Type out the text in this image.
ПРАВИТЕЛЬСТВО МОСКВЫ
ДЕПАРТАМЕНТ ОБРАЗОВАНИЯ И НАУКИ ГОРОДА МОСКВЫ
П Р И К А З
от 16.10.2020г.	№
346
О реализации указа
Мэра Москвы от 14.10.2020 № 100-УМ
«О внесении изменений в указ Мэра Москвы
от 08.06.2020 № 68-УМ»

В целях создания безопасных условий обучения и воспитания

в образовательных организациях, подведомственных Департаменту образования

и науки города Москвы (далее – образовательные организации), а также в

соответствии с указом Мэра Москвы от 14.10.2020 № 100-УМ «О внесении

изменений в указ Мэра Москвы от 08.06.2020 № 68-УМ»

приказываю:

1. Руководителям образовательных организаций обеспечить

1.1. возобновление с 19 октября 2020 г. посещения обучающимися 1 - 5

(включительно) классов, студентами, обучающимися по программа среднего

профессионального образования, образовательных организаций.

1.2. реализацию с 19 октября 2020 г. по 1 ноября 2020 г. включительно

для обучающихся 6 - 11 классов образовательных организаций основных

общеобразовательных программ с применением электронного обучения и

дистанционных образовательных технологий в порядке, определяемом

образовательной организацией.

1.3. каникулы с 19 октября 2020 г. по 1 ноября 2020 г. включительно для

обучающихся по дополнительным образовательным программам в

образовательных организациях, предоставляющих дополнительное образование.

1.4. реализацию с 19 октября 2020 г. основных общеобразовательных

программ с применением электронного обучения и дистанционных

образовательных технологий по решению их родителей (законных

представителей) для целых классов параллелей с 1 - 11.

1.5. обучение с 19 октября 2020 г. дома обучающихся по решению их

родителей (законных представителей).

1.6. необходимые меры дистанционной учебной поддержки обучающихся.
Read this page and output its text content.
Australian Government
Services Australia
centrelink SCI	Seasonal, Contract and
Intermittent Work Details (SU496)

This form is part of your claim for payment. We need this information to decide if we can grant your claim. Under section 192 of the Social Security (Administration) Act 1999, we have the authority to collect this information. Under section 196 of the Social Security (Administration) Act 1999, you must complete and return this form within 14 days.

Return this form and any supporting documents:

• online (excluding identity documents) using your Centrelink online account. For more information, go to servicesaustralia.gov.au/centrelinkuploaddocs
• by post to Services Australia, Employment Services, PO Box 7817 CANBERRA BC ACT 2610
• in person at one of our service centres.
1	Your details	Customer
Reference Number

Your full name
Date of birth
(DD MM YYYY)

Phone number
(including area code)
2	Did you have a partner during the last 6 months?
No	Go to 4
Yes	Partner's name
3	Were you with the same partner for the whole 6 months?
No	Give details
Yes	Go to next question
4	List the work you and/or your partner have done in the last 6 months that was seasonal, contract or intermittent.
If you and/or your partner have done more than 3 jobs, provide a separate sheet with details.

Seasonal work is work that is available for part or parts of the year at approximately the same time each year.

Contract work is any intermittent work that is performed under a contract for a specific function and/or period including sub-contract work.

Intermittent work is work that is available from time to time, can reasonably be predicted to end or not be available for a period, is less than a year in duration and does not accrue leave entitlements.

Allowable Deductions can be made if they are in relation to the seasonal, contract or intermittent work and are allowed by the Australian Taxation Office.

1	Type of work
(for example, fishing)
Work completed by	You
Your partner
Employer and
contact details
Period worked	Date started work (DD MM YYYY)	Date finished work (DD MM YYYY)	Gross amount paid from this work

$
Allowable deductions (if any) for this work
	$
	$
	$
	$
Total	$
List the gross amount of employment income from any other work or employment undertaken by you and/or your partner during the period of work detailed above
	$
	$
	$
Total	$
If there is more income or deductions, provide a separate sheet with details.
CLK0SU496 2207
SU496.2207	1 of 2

▬▬▬

→ Request: Extract every line above that contains the word "применением".

→ Task answer:
общеобразовательных программ с применением электронного обучения и
программ с применением электронного обучения и дистанционных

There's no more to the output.